▶ **Provided records**

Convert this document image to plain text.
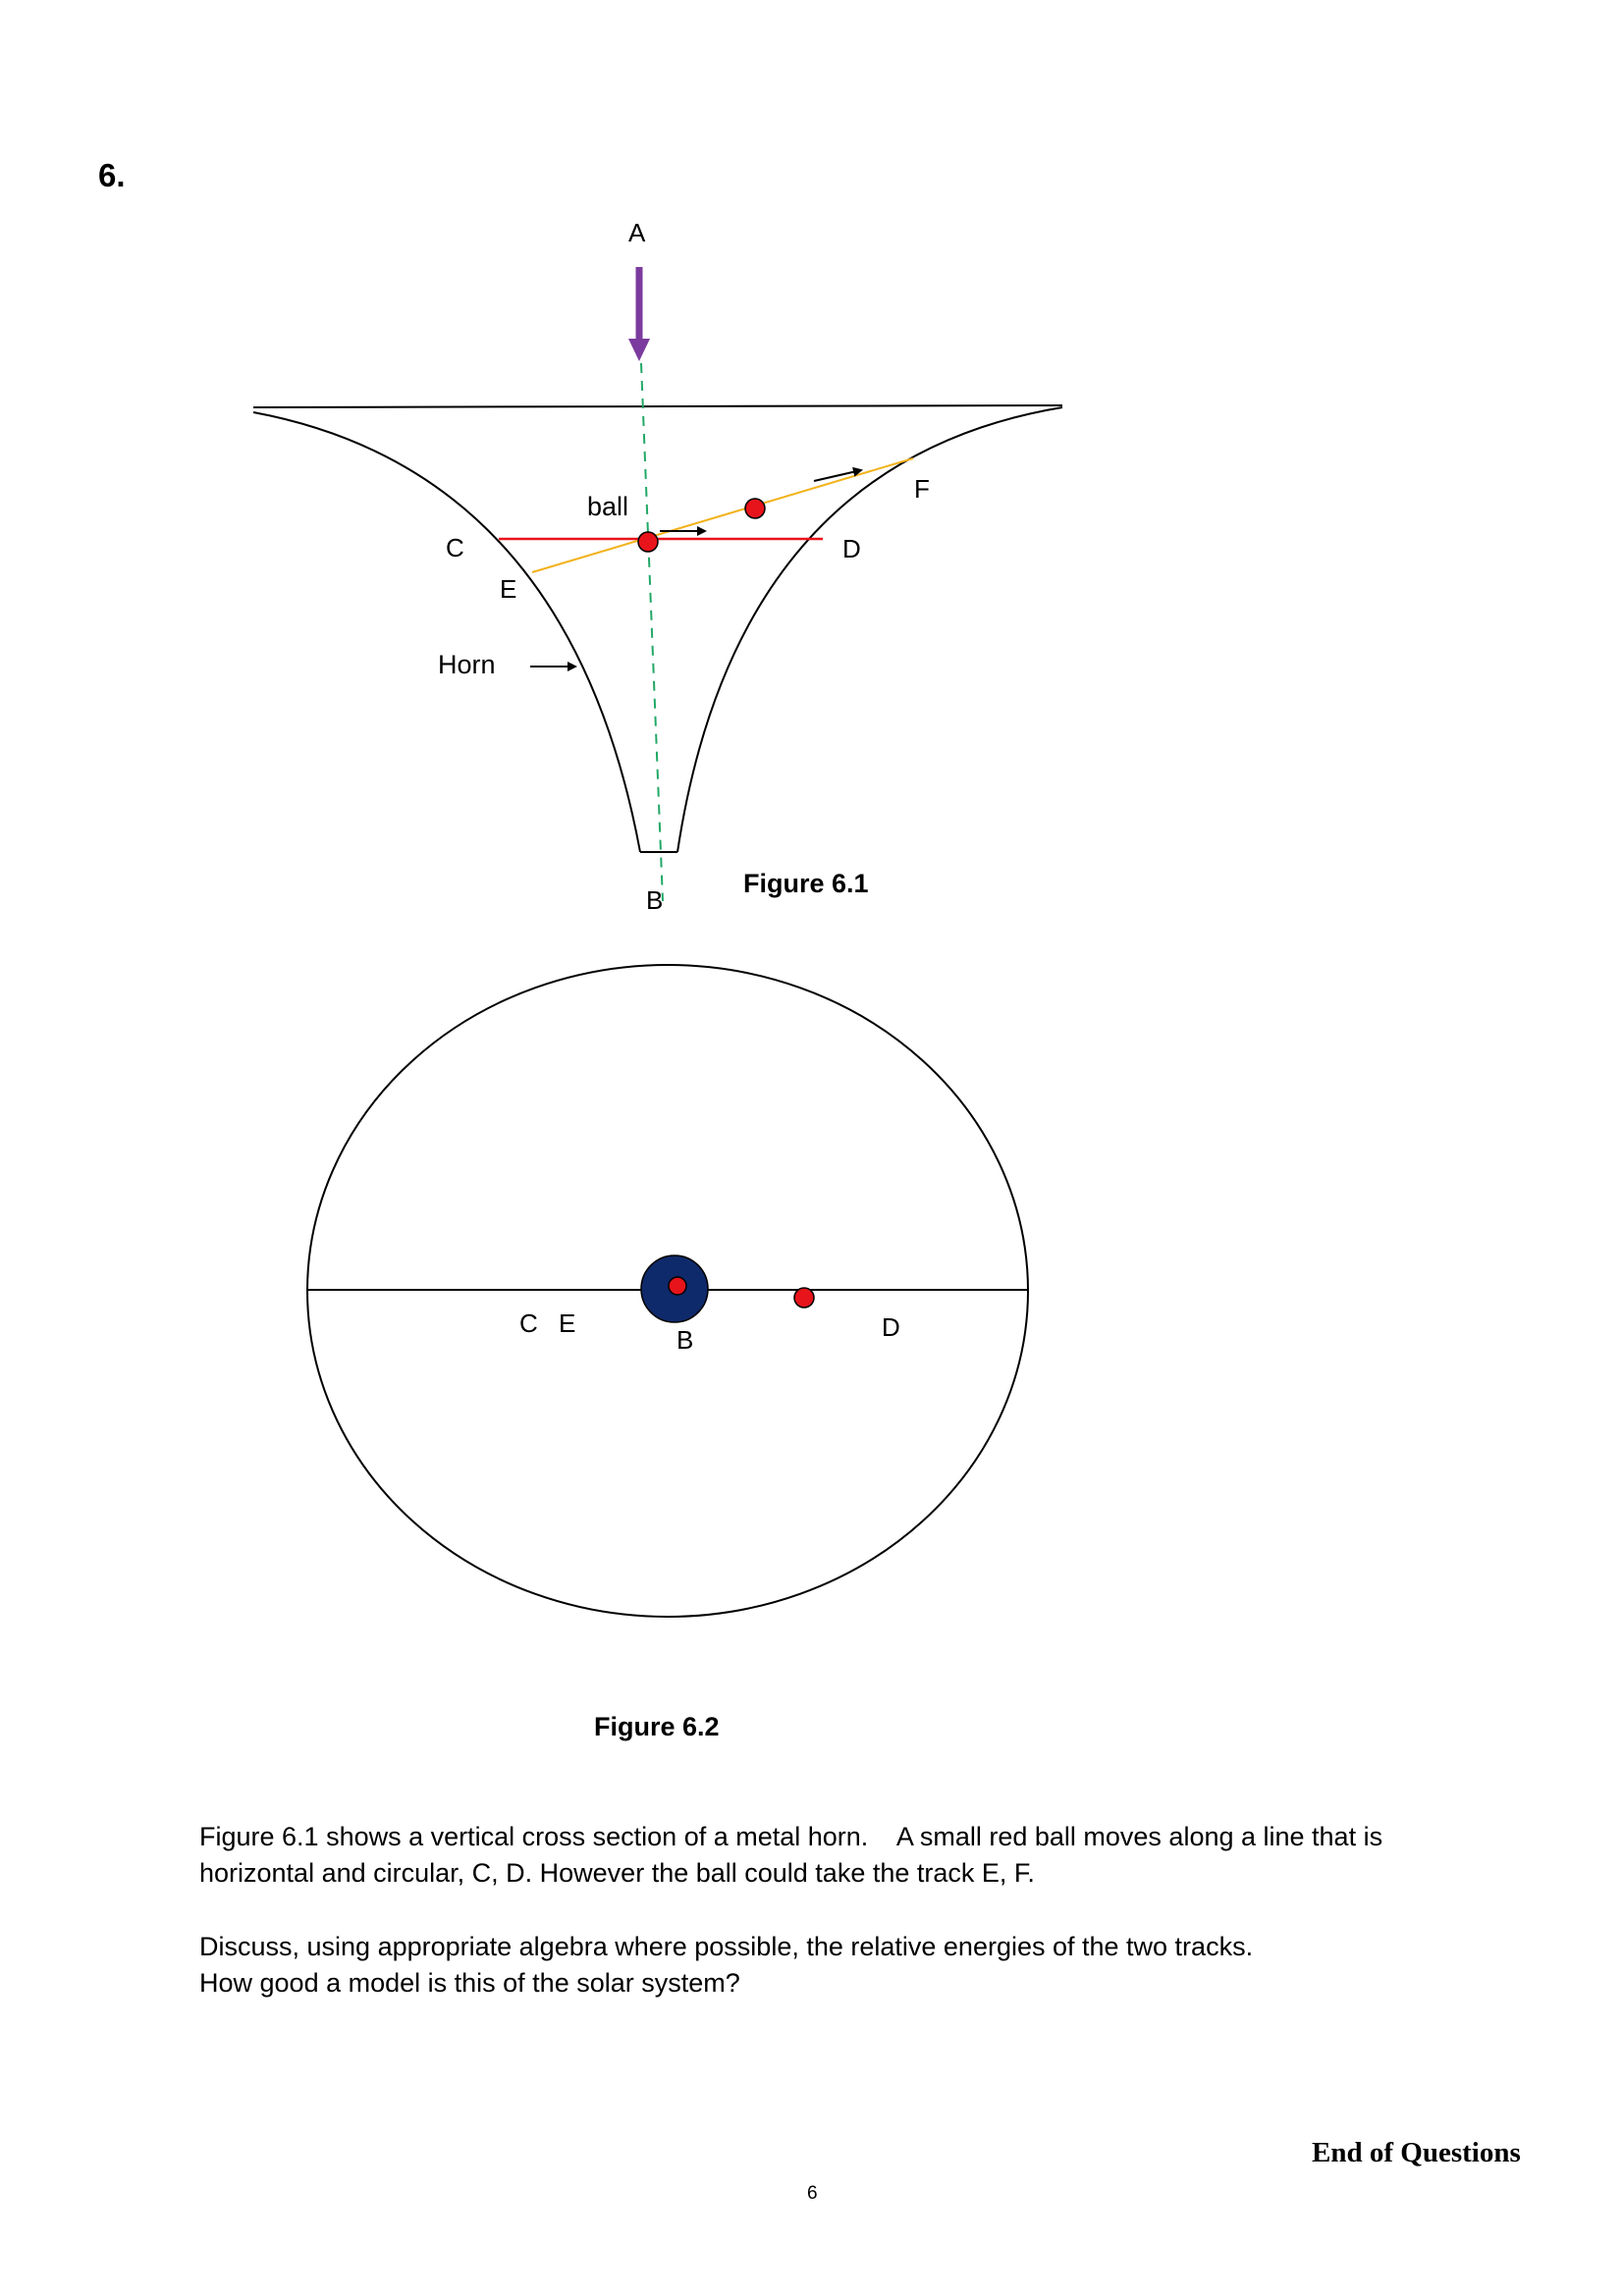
6.
A
ball
C	D
E
F
Horn
B
Figure 6.1
C E
B	D
Figure 6.2
Figure 6.1 shows a vertical cross section of a metal horn.    A small red ball moves along a line that is
horizontal and circular, C, D. However the ball could take the track E, F.
Discuss, using appropriate algebra where possible, the relative energies of the two tracks.
How good a model is this of the solar system?
End of Questions
6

▶ **Job**
Pictures in the records above are not copied; print everything else exactly.

▶ **Output for this task**
Convert this document image to plain text.
6.
A
ball
C	D
E
F
Horn
B
Figure 6.1
C E
B	D
Figure 6.2
Figure 6.1 shows a vertical cross section of a metal horn.    A small red ball moves along a line that is
horizontal and circular, C, D. However the ball could take the track E, F.
Discuss, using appropriate algebra where possible, the relative energies of the two tracks.
How good a model is this of the solar system?
End of Questions
6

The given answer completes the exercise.